- Listed records -
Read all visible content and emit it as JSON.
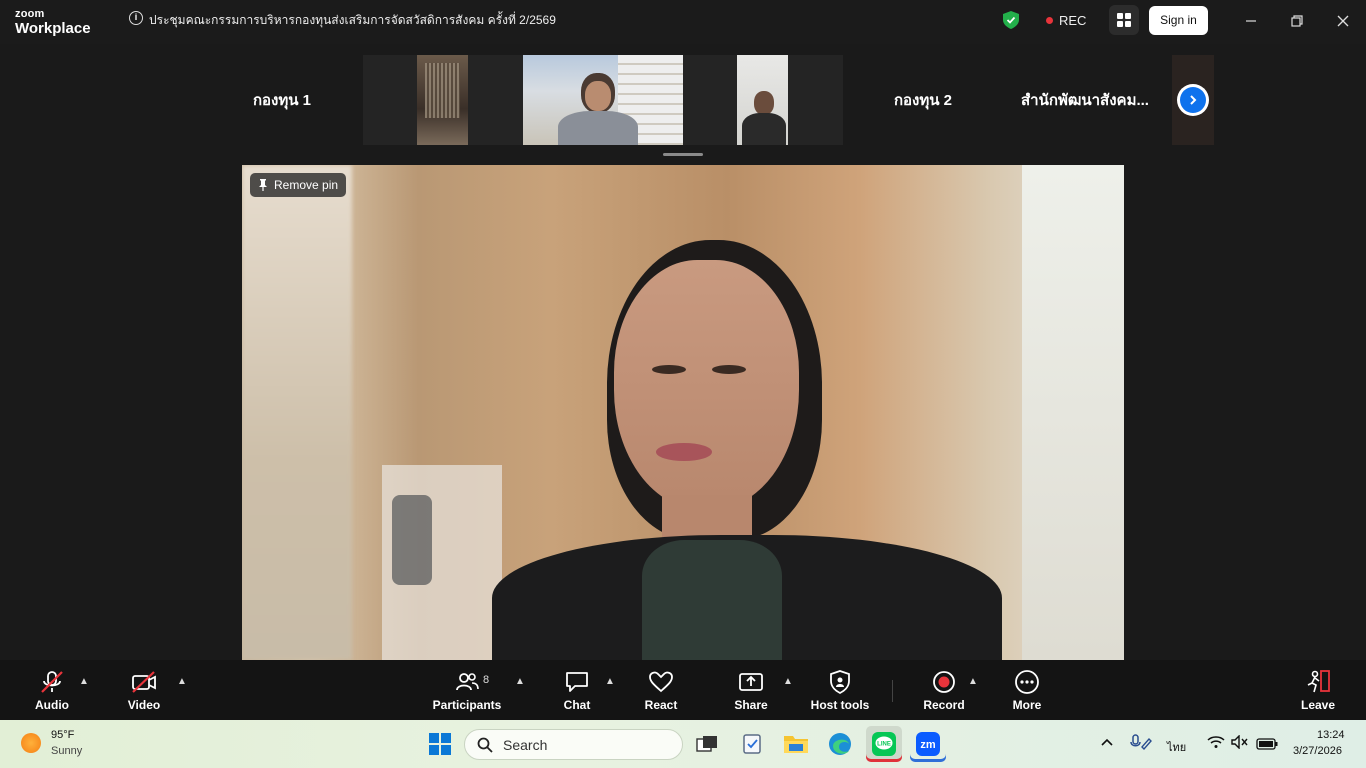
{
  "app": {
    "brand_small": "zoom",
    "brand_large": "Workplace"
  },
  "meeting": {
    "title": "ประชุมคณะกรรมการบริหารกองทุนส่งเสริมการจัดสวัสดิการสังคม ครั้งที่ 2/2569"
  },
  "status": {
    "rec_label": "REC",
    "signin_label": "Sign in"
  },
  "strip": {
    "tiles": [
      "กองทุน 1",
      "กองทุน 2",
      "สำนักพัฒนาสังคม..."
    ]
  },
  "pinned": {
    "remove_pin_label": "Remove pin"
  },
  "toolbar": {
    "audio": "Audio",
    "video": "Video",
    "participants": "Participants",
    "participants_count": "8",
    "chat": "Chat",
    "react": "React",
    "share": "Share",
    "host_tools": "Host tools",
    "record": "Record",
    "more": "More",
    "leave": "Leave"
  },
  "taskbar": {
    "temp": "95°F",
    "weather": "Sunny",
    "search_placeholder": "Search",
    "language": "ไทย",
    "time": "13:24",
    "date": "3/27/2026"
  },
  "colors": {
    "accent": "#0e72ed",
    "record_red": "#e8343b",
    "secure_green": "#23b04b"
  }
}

- Set task -
All of the material above needs to be restated exactly, with no pictures.

- Response to this task -
Read all visible content and emit it as JSON.
{
  "app": {
    "brand_small": "zoom",
    "brand_large": "Workplace"
  },
  "meeting": {
    "title": "ประชุมคณะกรรมการบริหารกองทุนส่งเสริมการจัดสวัสดิการสังคม ครั้งที่ 2/2569"
  },
  "status": {
    "rec_label": "REC",
    "signin_label": "Sign in"
  },
  "strip": {
    "tiles": [
      "กองทุน 1",
      "กองทุน 2",
      "สำนักพัฒนาสังคม..."
    ]
  },
  "pinned": {
    "remove_pin_label": "Remove pin"
  },
  "toolbar": {
    "audio": "Audio",
    "video": "Video",
    "participants": "Participants",
    "participants_count": "8",
    "chat": "Chat",
    "react": "React",
    "share": "Share",
    "host_tools": "Host tools",
    "record": "Record",
    "more": "More",
    "leave": "Leave"
  },
  "taskbar": {
    "temp": "95°F",
    "weather": "Sunny",
    "search_placeholder": "Search",
    "language": "ไทย",
    "time": "13:24",
    "date": "3/27/2026"
  },
  "colors": {
    "accent": "#0e72ed",
    "record_red": "#e8343b",
    "secure_green": "#23b04b"
  }
}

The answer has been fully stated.